** BEGIN **

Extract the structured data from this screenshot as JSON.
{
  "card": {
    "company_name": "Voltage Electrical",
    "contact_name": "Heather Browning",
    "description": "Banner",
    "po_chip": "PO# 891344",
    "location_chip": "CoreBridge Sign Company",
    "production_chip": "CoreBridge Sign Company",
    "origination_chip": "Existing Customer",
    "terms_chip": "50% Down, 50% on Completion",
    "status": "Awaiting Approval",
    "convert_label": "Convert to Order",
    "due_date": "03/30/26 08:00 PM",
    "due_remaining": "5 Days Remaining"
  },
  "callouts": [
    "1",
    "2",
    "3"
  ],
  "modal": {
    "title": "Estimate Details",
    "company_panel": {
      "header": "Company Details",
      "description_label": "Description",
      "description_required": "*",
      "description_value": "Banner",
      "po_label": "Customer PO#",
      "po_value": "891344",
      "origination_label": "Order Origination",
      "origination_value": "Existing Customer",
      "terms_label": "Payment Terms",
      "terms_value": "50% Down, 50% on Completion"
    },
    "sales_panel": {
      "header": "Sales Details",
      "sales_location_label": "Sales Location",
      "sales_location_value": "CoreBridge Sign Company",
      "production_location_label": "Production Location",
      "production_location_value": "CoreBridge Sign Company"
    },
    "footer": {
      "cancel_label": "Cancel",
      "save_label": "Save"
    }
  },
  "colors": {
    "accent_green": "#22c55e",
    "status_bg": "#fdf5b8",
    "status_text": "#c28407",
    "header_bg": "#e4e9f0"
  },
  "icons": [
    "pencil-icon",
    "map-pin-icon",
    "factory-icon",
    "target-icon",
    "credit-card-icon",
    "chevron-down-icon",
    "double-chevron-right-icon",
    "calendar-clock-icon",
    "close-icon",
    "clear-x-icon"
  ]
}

** END **

WHAT YOU NEED TO DO ▸
Each record above should be restated word for word.

WORKED SOLUTION ▸
Extract the structured data from this screenshot as JSON.
{
  "card": {
    "company_name": "Voltage Electrical",
    "contact_name": "Heather Browning",
    "description": "Banner",
    "po_chip": "PO# 891344",
    "location_chip": "CoreBridge Sign Company",
    "production_chip": "CoreBridge Sign Company",
    "origination_chip": "Existing Customer",
    "terms_chip": "50% Down, 50% on Completion",
    "status": "Awaiting Approval",
    "convert_label": "Convert to Order",
    "due_date": "03/30/26 08:00 PM",
    "due_remaining": "5 Days Remaining"
  },
  "callouts": [
    "1",
    "2",
    "3"
  ],
  "modal": {
    "title": "Estimate Details",
    "company_panel": {
      "header": "Company Details",
      "description_label": "Description",
      "description_required": "*",
      "description_value": "Banner",
      "po_label": "Customer PO#",
      "po_value": "891344",
      "origination_label": "Order Origination",
      "origination_value": "Existing Customer",
      "terms_label": "Payment Terms",
      "terms_value": "50% Down, 50% on Completion"
    },
    "sales_panel": {
      "header": "Sales Details",
      "sales_location_label": "Sales Location",
      "sales_location_value": "CoreBridge Sign Company",
      "production_location_label": "Production Location",
      "production_location_value": "CoreBridge Sign Company"
    },
    "footer": {
      "cancel_label": "Cancel",
      "save_label": "Save"
    }
  },
  "colors": {
    "accent_green": "#22c55e",
    "status_bg": "#fdf5b8",
    "status_text": "#c28407",
    "header_bg": "#e4e9f0"
  },
  "icons": [
    "pencil-icon",
    "map-pin-icon",
    "factory-icon",
    "target-icon",
    "credit-card-icon",
    "chevron-down-icon",
    "double-chevron-right-icon",
    "calendar-clock-icon",
    "close-icon",
    "clear-x-icon"
  ]
}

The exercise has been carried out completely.